__WRITTEN EXERCISE__
Pull each line holding "routing" out of the entries below.
- - -
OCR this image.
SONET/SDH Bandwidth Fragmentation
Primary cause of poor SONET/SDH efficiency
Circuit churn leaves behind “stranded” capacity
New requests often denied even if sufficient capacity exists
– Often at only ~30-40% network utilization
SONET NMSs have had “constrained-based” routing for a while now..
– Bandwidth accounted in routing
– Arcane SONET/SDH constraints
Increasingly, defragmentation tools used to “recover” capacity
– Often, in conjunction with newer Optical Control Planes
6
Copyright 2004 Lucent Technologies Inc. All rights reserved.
- - -
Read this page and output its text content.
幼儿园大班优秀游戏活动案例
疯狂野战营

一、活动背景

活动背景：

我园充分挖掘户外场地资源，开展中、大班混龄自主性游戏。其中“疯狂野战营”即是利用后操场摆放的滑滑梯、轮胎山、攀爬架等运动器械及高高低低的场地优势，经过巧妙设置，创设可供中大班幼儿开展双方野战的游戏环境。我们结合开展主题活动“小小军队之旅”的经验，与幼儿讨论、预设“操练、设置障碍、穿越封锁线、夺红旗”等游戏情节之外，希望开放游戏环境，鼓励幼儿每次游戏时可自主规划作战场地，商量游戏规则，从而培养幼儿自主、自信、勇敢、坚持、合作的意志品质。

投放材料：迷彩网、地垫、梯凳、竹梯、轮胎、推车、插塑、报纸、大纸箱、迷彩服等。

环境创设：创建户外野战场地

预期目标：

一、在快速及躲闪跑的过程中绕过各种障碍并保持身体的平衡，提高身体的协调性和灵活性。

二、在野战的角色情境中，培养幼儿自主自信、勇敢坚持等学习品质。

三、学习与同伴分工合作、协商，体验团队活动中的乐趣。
- - -
__THE RESPONSE__
SONET NMSs have had “constrained-based” routing for a while now..
– Bandwidth accounted in routing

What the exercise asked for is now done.